### EXTRACTED MATERIAL ###
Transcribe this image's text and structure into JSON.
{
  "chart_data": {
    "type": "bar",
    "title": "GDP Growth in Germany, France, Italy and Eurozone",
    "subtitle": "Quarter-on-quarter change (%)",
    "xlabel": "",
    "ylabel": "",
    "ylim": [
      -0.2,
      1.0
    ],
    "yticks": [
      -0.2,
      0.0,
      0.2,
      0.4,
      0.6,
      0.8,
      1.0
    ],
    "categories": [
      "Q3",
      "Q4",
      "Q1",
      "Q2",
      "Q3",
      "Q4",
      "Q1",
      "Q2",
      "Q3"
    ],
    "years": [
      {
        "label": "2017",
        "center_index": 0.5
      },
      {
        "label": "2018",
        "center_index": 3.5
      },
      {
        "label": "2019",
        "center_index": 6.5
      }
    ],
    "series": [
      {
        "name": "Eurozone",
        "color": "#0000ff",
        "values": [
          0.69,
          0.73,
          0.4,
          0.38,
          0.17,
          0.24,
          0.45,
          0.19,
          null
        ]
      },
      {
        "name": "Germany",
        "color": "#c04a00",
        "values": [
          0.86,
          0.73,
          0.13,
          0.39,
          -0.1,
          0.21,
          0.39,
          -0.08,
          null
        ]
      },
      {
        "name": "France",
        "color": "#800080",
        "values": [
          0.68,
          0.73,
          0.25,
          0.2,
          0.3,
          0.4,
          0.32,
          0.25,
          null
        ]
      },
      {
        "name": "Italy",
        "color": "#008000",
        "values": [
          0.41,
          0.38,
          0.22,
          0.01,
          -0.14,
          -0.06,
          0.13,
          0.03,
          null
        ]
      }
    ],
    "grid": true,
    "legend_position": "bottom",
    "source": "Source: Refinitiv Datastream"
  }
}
###
### EXTRACTED MATERIAL ###
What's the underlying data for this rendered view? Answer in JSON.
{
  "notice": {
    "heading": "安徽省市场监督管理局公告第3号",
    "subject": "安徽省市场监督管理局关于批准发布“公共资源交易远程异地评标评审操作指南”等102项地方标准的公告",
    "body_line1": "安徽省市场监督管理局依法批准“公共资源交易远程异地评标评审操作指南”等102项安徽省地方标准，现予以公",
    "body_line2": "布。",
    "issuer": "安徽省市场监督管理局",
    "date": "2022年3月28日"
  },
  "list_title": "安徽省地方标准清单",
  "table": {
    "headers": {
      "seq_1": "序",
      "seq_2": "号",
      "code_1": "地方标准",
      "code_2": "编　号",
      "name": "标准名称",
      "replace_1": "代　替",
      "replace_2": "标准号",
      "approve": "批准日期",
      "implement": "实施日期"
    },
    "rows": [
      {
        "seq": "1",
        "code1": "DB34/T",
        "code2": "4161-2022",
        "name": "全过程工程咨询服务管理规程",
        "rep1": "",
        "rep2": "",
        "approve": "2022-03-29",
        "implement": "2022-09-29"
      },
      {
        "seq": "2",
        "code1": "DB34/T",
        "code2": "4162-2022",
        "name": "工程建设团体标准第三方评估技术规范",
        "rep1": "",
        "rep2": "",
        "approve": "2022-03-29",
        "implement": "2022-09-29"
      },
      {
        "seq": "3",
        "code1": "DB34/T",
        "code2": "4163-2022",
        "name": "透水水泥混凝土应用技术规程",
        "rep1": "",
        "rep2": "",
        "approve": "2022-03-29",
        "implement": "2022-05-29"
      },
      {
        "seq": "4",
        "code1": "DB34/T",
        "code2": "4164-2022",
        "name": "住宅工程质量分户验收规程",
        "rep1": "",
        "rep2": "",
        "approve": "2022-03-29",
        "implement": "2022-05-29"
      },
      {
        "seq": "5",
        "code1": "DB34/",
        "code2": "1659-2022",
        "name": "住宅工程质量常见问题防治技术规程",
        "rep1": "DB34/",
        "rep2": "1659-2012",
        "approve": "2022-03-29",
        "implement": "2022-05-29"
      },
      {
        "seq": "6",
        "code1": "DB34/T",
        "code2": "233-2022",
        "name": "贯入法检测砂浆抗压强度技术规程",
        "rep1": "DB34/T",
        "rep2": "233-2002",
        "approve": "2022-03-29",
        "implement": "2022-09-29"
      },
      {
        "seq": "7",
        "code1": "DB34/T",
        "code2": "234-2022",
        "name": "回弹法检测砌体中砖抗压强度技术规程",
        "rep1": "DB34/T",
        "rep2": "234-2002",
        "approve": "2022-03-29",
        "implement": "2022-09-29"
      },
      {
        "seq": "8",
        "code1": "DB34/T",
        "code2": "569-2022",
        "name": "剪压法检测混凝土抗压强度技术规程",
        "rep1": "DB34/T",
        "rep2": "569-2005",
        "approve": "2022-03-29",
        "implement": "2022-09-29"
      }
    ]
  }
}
###
### EXTRACTED MATERIAL ###
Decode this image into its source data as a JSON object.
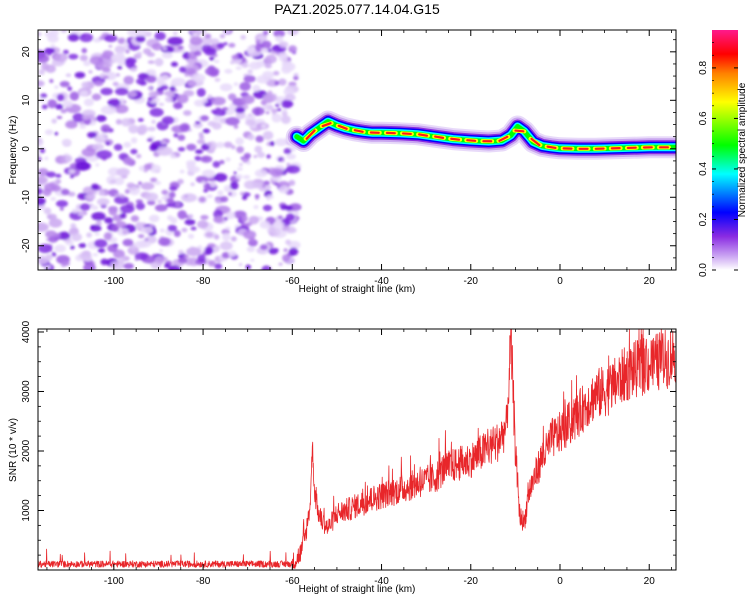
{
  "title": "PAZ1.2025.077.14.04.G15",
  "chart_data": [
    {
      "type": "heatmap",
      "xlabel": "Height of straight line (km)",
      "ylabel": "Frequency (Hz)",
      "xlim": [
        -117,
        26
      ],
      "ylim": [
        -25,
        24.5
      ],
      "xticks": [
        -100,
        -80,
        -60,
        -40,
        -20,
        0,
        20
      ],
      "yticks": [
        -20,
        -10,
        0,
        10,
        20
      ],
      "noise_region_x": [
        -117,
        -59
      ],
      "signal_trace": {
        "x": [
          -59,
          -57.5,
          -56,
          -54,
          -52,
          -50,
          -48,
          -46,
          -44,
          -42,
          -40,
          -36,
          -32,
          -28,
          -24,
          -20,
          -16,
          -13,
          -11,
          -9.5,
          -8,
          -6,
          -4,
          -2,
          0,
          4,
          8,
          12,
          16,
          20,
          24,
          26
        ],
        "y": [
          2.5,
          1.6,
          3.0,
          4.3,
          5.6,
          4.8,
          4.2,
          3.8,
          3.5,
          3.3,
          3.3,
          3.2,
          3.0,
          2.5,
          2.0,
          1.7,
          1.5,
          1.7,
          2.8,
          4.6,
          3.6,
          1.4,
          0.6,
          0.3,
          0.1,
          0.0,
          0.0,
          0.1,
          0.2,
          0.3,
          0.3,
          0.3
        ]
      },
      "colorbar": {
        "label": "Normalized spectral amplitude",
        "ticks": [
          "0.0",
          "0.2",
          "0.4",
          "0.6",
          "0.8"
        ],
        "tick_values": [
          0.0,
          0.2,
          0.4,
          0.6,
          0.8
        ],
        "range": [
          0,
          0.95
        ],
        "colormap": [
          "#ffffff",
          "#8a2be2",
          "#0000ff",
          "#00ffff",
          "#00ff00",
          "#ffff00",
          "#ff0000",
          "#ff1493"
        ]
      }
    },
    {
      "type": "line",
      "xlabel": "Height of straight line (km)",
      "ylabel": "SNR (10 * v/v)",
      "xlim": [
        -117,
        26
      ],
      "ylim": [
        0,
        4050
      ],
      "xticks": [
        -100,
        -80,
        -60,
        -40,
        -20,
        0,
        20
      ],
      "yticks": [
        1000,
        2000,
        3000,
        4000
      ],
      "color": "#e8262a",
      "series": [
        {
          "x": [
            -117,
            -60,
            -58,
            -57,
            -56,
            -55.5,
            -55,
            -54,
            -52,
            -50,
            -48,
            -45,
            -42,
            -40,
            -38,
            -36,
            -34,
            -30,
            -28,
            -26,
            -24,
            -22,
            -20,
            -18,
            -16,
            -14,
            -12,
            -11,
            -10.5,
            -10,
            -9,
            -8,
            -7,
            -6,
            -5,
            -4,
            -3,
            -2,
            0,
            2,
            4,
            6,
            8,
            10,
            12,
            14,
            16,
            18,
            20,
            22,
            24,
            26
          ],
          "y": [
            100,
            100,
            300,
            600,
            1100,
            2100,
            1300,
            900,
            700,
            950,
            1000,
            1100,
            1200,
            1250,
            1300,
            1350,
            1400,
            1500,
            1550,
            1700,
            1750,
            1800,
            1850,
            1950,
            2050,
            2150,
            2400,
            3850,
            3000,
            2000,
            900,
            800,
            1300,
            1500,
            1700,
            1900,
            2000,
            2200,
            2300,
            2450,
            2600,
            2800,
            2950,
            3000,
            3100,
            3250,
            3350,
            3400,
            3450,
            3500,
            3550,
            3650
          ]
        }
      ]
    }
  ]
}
###
WHAT THE TASK REQUIRES.
Copy all lines of the material above where the string "source" occurs.

TASK OUTPUT.
    "source": "Source: Refinitiv Datastream"
Decode this image into its source data as a JSON object.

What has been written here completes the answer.